Stored data
[START]
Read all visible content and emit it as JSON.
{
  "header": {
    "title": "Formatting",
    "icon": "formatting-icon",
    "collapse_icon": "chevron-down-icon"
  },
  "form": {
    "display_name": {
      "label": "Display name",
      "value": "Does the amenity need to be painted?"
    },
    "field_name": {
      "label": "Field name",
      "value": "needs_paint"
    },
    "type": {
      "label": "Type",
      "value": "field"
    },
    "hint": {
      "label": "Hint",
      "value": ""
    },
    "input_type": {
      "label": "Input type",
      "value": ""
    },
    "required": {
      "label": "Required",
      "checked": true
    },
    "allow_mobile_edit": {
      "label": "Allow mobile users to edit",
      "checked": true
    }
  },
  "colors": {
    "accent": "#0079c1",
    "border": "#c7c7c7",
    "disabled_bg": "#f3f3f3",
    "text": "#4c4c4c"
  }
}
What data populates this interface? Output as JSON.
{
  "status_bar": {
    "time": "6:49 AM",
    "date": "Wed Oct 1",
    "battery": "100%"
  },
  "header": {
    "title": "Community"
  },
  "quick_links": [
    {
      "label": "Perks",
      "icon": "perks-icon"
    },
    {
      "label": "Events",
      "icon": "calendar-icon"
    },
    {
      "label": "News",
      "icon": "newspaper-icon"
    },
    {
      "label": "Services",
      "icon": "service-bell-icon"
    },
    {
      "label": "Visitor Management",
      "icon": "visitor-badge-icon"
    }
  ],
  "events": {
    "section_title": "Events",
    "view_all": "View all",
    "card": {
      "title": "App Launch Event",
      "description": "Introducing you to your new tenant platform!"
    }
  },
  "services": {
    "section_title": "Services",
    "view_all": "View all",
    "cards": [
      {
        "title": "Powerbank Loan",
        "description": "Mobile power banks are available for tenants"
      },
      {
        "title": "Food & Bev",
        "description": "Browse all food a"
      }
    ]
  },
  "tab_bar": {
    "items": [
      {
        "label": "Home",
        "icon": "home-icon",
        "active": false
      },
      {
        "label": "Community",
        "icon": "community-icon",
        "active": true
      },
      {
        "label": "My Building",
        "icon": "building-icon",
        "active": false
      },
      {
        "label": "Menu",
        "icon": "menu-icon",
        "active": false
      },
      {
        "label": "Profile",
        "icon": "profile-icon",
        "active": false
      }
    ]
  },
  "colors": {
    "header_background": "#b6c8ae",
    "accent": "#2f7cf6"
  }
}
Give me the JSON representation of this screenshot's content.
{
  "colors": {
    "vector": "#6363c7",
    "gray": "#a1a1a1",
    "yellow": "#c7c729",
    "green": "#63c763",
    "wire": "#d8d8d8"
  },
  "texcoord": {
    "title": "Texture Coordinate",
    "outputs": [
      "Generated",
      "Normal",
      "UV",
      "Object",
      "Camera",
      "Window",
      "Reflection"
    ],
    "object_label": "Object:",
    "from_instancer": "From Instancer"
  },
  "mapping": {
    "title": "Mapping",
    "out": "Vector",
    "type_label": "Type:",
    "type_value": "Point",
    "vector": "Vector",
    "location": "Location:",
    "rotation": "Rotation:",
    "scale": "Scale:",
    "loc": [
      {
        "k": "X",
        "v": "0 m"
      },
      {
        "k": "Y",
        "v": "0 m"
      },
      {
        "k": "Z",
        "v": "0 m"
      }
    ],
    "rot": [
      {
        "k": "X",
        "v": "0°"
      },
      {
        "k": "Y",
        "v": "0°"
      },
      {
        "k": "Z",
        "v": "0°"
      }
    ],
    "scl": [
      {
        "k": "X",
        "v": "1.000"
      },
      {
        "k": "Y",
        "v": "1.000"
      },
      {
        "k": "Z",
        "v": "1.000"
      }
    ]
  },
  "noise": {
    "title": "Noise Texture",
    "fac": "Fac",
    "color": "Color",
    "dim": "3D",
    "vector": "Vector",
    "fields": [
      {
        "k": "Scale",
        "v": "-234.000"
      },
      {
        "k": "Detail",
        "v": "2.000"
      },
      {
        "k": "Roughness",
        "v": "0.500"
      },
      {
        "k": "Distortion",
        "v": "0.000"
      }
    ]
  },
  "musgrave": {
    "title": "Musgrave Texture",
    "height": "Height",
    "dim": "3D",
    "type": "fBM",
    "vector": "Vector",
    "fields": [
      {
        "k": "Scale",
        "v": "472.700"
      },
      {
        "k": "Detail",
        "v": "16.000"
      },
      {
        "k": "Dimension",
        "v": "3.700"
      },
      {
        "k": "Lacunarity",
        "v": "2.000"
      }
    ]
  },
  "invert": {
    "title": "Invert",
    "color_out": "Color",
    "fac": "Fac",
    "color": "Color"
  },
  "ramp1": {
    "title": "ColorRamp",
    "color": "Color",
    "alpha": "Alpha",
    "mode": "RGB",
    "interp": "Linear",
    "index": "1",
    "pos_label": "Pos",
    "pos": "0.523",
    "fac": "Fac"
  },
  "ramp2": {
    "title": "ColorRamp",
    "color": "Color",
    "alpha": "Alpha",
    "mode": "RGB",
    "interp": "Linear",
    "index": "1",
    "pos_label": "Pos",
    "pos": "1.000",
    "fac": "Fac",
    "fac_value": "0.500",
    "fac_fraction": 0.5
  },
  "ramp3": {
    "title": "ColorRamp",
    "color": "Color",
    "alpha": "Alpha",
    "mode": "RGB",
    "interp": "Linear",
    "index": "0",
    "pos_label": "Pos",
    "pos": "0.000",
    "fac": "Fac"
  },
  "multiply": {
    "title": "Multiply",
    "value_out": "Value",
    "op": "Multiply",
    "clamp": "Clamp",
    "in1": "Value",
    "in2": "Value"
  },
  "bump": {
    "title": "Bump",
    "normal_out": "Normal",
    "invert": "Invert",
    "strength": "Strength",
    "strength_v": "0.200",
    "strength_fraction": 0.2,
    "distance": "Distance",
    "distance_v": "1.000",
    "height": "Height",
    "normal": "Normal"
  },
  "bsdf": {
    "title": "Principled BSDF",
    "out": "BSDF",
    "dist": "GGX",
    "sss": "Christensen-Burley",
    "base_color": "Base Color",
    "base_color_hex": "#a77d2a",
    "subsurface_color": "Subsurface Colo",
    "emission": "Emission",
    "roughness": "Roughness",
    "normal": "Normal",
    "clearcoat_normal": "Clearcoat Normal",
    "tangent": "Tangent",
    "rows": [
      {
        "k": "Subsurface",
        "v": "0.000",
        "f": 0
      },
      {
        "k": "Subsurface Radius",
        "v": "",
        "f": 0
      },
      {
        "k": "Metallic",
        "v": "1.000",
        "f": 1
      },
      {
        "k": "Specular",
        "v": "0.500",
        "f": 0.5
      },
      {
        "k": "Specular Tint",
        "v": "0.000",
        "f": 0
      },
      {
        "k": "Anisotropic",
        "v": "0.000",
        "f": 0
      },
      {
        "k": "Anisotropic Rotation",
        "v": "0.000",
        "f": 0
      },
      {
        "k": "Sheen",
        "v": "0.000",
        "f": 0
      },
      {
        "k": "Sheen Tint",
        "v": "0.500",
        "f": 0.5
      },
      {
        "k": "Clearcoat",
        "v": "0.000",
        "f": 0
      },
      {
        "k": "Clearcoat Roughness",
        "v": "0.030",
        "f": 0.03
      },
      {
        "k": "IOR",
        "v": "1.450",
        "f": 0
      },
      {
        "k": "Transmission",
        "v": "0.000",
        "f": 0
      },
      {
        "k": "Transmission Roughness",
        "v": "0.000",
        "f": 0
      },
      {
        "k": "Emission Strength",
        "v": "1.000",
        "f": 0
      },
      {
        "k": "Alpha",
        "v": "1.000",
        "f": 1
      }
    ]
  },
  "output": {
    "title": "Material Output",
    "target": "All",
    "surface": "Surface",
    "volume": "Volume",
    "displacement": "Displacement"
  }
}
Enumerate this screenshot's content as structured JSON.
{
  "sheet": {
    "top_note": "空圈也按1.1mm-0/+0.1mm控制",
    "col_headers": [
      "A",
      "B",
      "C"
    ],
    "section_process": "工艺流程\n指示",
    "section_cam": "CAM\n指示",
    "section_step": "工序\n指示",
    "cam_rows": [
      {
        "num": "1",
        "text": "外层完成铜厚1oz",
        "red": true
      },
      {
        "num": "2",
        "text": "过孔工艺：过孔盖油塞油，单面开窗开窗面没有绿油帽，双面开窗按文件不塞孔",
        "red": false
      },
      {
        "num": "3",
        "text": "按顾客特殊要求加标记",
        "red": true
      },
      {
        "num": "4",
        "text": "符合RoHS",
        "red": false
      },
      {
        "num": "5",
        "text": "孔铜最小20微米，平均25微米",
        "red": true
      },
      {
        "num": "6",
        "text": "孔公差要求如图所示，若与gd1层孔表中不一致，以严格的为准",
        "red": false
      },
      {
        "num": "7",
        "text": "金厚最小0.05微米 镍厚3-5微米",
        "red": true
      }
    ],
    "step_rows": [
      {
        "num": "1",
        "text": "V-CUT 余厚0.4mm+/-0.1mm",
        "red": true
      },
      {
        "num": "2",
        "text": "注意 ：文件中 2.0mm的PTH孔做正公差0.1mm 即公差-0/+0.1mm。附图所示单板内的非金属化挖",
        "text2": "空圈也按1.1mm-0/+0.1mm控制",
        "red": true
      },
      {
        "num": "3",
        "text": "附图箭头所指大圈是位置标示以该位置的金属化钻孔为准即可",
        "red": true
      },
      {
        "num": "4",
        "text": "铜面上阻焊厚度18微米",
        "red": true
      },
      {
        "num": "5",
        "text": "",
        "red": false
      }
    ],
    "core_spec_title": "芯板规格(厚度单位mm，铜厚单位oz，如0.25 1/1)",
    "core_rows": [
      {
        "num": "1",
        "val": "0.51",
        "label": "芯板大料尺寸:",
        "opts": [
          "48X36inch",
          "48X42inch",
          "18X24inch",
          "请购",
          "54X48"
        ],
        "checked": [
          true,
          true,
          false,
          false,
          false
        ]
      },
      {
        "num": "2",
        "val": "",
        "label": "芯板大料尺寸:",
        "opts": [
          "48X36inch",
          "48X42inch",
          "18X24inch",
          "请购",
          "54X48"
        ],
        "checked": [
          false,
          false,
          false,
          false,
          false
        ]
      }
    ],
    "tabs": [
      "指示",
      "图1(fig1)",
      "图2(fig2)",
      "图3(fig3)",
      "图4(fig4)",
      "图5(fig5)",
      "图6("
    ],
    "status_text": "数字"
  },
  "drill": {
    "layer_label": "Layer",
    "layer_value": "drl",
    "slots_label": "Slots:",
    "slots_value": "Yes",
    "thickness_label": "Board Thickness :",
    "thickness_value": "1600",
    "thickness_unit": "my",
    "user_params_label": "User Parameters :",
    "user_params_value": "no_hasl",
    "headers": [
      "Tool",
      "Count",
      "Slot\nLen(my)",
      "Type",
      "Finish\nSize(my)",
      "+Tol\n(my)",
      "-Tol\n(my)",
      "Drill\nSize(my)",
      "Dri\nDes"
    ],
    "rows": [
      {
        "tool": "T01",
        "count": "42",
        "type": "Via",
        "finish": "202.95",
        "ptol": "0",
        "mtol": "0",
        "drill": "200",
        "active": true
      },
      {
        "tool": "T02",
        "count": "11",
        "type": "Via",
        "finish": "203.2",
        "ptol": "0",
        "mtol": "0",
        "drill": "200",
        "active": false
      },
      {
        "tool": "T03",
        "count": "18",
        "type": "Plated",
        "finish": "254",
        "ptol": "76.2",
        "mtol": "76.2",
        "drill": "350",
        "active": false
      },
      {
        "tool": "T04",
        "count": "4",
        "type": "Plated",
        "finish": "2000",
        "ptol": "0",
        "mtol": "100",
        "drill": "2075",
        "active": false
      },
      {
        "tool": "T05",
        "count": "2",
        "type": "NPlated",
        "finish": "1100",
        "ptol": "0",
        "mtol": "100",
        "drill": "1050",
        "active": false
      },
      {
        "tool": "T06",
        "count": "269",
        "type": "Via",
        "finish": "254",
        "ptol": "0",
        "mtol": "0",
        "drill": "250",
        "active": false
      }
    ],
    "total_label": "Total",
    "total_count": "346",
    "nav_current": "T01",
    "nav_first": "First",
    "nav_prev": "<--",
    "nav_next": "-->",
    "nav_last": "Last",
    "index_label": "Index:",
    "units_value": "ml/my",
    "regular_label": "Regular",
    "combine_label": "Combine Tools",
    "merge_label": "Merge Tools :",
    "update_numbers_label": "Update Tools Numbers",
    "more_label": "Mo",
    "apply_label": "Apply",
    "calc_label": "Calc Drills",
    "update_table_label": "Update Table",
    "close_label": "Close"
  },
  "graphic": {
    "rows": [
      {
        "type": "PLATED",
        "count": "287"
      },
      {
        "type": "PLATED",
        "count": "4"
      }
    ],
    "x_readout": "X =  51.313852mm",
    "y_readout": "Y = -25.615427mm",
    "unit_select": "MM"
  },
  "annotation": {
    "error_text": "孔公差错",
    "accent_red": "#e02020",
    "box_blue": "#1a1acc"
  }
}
[END]
- _Exercise prompt_
Going through the lines above one by one, tally those with the word "JSON" and give only the total.

- _Task answer_
4